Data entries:
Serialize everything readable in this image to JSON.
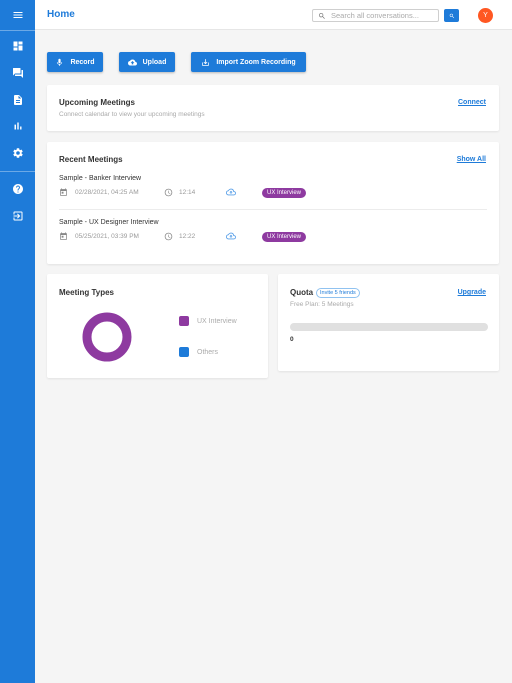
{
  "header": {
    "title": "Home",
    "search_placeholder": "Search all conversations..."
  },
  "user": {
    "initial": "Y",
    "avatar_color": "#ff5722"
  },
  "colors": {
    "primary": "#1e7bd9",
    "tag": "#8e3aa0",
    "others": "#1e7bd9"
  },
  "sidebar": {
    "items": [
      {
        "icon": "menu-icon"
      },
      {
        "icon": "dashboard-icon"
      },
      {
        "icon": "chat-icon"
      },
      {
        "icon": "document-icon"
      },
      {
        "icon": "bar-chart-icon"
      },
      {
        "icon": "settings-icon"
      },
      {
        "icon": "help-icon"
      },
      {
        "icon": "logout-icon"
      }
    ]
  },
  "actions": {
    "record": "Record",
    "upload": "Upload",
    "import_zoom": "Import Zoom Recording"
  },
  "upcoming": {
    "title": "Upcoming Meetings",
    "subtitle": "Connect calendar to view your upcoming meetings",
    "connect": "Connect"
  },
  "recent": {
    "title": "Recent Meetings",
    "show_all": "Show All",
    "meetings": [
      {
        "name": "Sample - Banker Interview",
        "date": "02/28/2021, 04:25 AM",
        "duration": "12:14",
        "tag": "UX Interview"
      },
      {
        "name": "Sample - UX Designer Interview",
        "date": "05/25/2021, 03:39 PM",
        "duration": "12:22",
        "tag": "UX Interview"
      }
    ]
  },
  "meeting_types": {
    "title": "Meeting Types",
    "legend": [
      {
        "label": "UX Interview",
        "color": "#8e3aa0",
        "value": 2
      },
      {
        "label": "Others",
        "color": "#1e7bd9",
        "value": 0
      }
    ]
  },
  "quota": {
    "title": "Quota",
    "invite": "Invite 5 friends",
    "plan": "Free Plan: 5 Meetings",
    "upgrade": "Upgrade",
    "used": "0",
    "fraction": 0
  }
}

TASK TO CARRY OUT: Every entry above should be duplicated exactly. Do not include the images.

TASK SOLUTION:
Serialize everything readable in this image to JSON.
{
  "header": {
    "title": "Home",
    "search_placeholder": "Search all conversations..."
  },
  "user": {
    "initial": "Y",
    "avatar_color": "#ff5722"
  },
  "colors": {
    "primary": "#1e7bd9",
    "tag": "#8e3aa0",
    "others": "#1e7bd9"
  },
  "sidebar": {
    "items": [
      {
        "icon": "menu-icon"
      },
      {
        "icon": "dashboard-icon"
      },
      {
        "icon": "chat-icon"
      },
      {
        "icon": "document-icon"
      },
      {
        "icon": "bar-chart-icon"
      },
      {
        "icon": "settings-icon"
      },
      {
        "icon": "help-icon"
      },
      {
        "icon": "logout-icon"
      }
    ]
  },
  "actions": {
    "record": "Record",
    "upload": "Upload",
    "import_zoom": "Import Zoom Recording"
  },
  "upcoming": {
    "title": "Upcoming Meetings",
    "subtitle": "Connect calendar to view your upcoming meetings",
    "connect": "Connect"
  },
  "recent": {
    "title": "Recent Meetings",
    "show_all": "Show All",
    "meetings": [
      {
        "name": "Sample - Banker Interview",
        "date": "02/28/2021, 04:25 AM",
        "duration": "12:14",
        "tag": "UX Interview"
      },
      {
        "name": "Sample - UX Designer Interview",
        "date": "05/25/2021, 03:39 PM",
        "duration": "12:22",
        "tag": "UX Interview"
      }
    ]
  },
  "meeting_types": {
    "title": "Meeting Types",
    "legend": [
      {
        "label": "UX Interview",
        "color": "#8e3aa0",
        "value": 2
      },
      {
        "label": "Others",
        "color": "#1e7bd9",
        "value": 0
      }
    ]
  },
  "quota": {
    "title": "Quota",
    "invite": "Invite 5 friends",
    "plan": "Free Plan: 5 Meetings",
    "upgrade": "Upgrade",
    "used": "0",
    "fraction": 0
  }
}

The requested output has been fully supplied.